Written task
State how many lines of the data contain the word "composition", and write nothing besides the number.

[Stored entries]
__________________________________________________

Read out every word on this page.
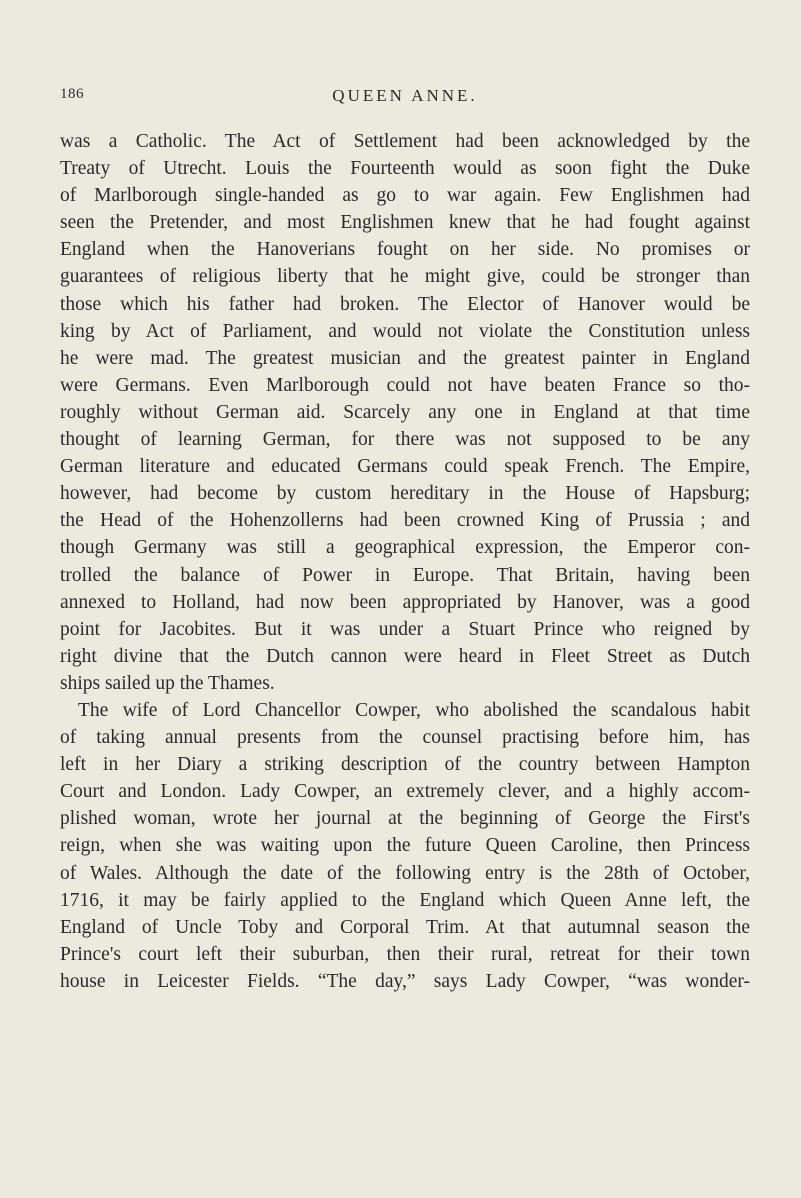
186	QUEEN ANNE.
was a Catholic. The Act of Settlement had been acknowledged by the
Treaty of Utrecht. Louis the Fourteenth would as soon fight the Duke
of Marlborough single-handed as go to war again. Few Englishmen had
seen the Pretender, and most Englishmen knew that he had fought against
England when the Hanoverians fought on her side. No promises or
guarantees of religious liberty that he might give, could be stronger than
those which his father had broken. The Elector of Hanover would be
king by Act of Parliament, and would not violate the Constitution unless
he were mad. The greatest musician and the greatest painter in England
were Germans. Even Marlborough could not have beaten France so tho-
roughly without German aid. Scarcely any one in England at that time
thought of learning German, for there was not supposed to be any
German literature and educated Germans could speak French. The Empire,
however, had become by custom hereditary in the House of Hapsburg;
the Head of the Hohenzollerns had been crowned King of Prussia ; and
though Germany was still a geographical expression, the Emperor con-
trolled the balance of Power in Europe. That Britain, having been
annexed to Holland, had now been appropriated by Hanover, was a good
point for Jacobites. But it was under a Stuart Prince who reigned by
right divine that the Dutch cannon were heard in Fleet Street as Dutch
ships sailed up the Thames.
The wife of Lord Chancellor Cowper, who abolished the scandalous habit
of taking annual presents from the counsel practising before him, has
left in her Diary a striking description of the country between Hampton
Court and London. Lady Cowper, an extremely clever, and a highly accom-
plished woman, wrote her journal at the beginning of George the First's
reign, when she was waiting upon the future Queen Caroline, then Princess
of Wales. Although the date of the following entry is the 28th of October,
1716, it may be fairly applied to the England which Queen Anne left, the
England of Uncle Toby and Corporal Trim. At that autumnal season the
Prince's court left their suburban, then their rural, retreat for their town
house in Leicester Fields. “The day,” says Lady Cowper, “was wonder-
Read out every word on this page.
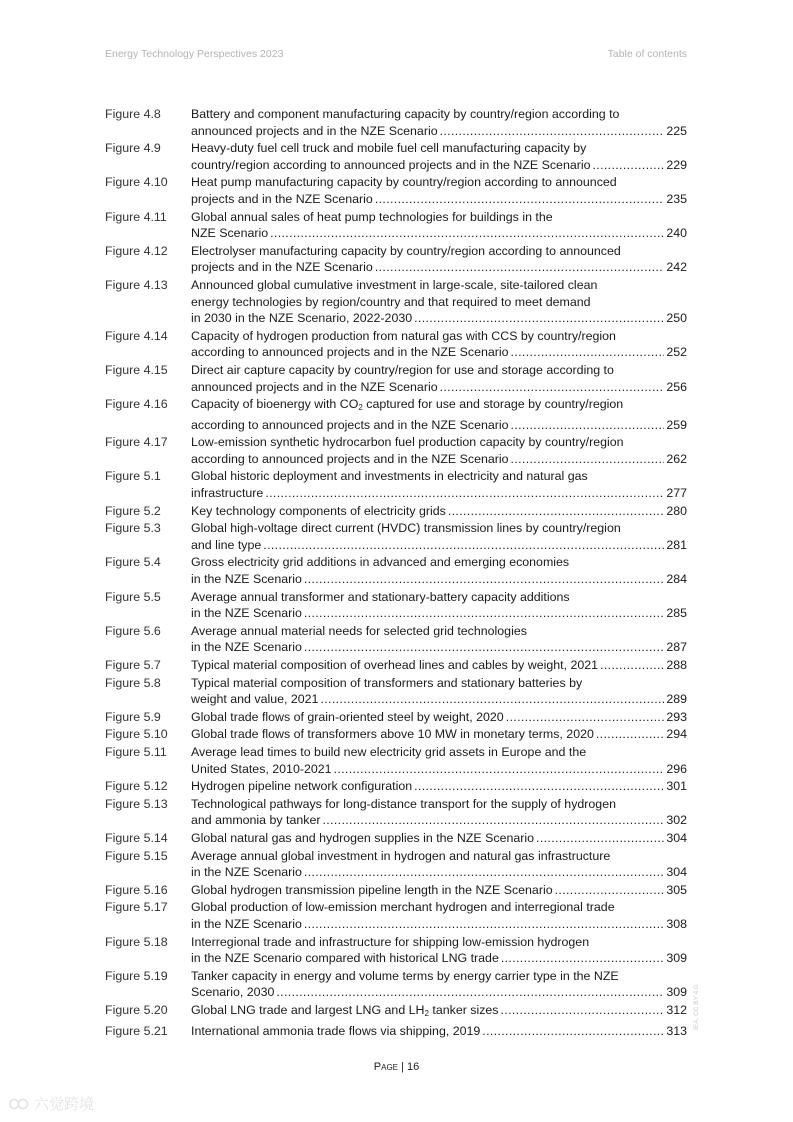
Energy Technology Perspectives 2023	Table of contents
Figure 4.8	Battery and component manufacturing capacity by country/region according to
announced projects and in the NZE Scenario .....	225
Figure 4.9	Heavy-duty fuel cell truck and mobile fuel cell manufacturing capacity by
country/region according to announced projects and in the NZE Scenario .....	229
Figure 4.10	Heat pump manufacturing capacity by country/region according to announced
projects and in the NZE Scenario .....	235
Figure 4.11	Global annual sales of heat pump technologies for buildings in the
NZE Scenario .....	240
Figure 4.12	Electrolyser manufacturing capacity by country/region according to announced
projects and in the NZE Scenario .....	242
Figure 4.13	Announced global cumulative investment in large-scale, site-tailored clean
energy technologies by region/country and that required to meet demand
in 2030 in the NZE Scenario, 2022-2030 .....	250
Figure 4.14	Capacity of hydrogen production from natural gas with CCS by country/region
according to announced projects and in the NZE Scenario .....	252
Figure 4.15	Direct air capture capacity by country/region for use and storage according to
announced projects and in the NZE Scenario .....	256
Figure 4.16	Capacity of bioenergy with CO2 captured for use and storage by country/region
according to announced projects and in the NZE Scenario .....	259
Figure 4.17	Low-emission synthetic hydrocarbon fuel production capacity by country/region
according to announced projects and in the NZE Scenario .....	262
Figure 5.1	Global historic deployment and investments in electricity and natural gas
infrastructure .....	277
Figure 5.2	Key technology components of electricity grids .....	280
Figure 5.3	Global high-voltage direct current (HVDC) transmission lines by country/region
and line type .....	281
Figure 5.4	Gross electricity grid additions in advanced and emerging economies
in the NZE Scenario .....	284
Figure 5.5	Average annual transformer and stationary-battery capacity additions
in the NZE Scenario .....	285
Figure 5.6	Average annual material needs for selected grid technologies
in the NZE Scenario .....	287
Figure 5.7	Typical material composition of overhead lines and cables by weight, 2021 .....	288
Figure 5.8	Typical material composition of transformers and stationary batteries by
weight and value, 2021 .....	289
Figure 5.9	Global trade flows of grain-oriented steel by weight, 2020 .....	293
Figure 5.10	Global trade flows of transformers above 10 MW in monetary terms, 2020 .....	294
Figure 5.11	Average lead times to build new electricity grid assets in Europe and the
United States, 2010-2021 .....	296
Figure 5.12	Hydrogen pipeline network configuration .....	301
Figure 5.13	Technological pathways for long-distance transport for the supply of hydrogen
and ammonia by tanker .....	302
Figure 5.14	Global natural gas and hydrogen supplies in the NZE Scenario .....	304
Figure 5.15	Average annual global investment in hydrogen and natural gas infrastructure
in the NZE Scenario .....	304
Figure 5.16	Global hydrogen transmission pipeline length in the NZE Scenario .....	305
Figure 5.17	Global production of low-emission merchant hydrogen and interregional trade
in the NZE Scenario .....	308
Figure 5.18	Interregional trade and infrastructure for shipping low-emission hydrogen
in the NZE Scenario compared with historical LNG trade .....	309
Figure 5.19	Tanker capacity in energy and volume terms by energy carrier type in the NZE
Scenario, 2030 .....	309
Figure 5.20	Global LNG trade and largest LNG and LH2 tanker sizes .....	312
Figure 5.21	International ammonia trade flows via shipping, 2019 .....	313
Page | 16
IEA. CC BY 4.0.
六觉跨境
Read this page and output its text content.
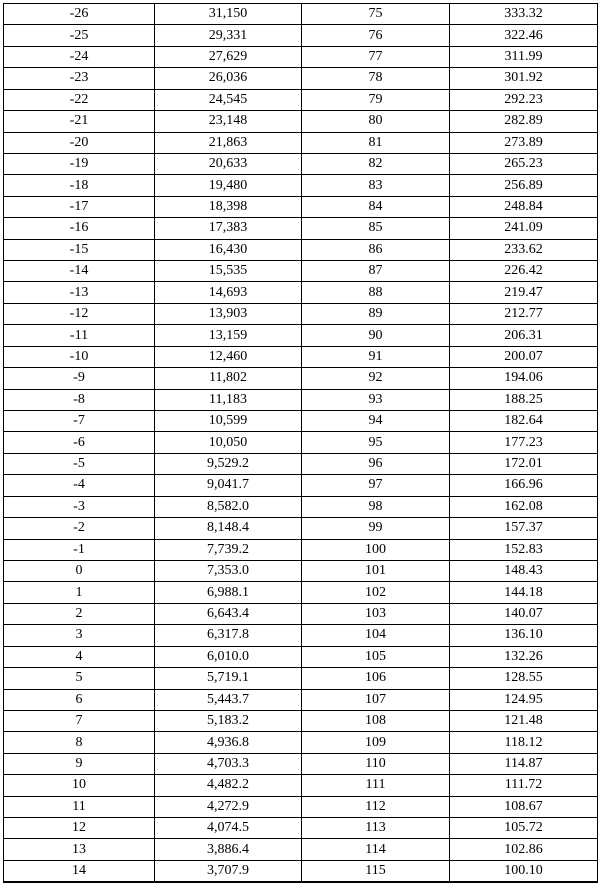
-26	31,150	75	333.32
-25	29,331	76	322.46
-24	27,629	77	311.99
-23	26,036	78	301.92
-22	24,545	79	292.23
-21	23,148	80	282.89
-20	21,863	81	273.89
-19	20,633	82	265.23
-18	19,480	83	256.89
-17	18,398	84	248.84
-16	17,383	85	241.09
-15	16,430	86	233.62
-14	15,535	87	226.42
-13	14,693	88	219.47
-12	13,903	89	212.77
-11	13,159	90	206.31
-10	12,460	91	200.07
-9	11,802	92	194.06
-8	11,183	93	188.25
-7	10,599	94	182.64
-6	10,050	95	177.23
-5	9,529.2	96	172.01
-4	9,041.7	97	166.96
-3	8,582.0	98	162.08
-2	8,148.4	99	157.37
-1	7,739.2	100	152.83
0	7,353.0	101	148.43
1	6,988.1	102	144.18
2	6,643.4	103	140.07
3	6,317.8	104	136.10
4	6,010.0	105	132.26
5	5,719.1	106	128.55
6	5,443.7	107	124.95
7	5,183.2	108	121.48
8	4,936.8	109	118.12
9	4,703.3	110	114.87
10	4,482.2	111	111.72
11	4,272.9	112	108.67
12	4,074.5	113	105.72
13	3,886.4	114	102.86
14	3,707.9	115	100.10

__________________________________________________

Response to the task
2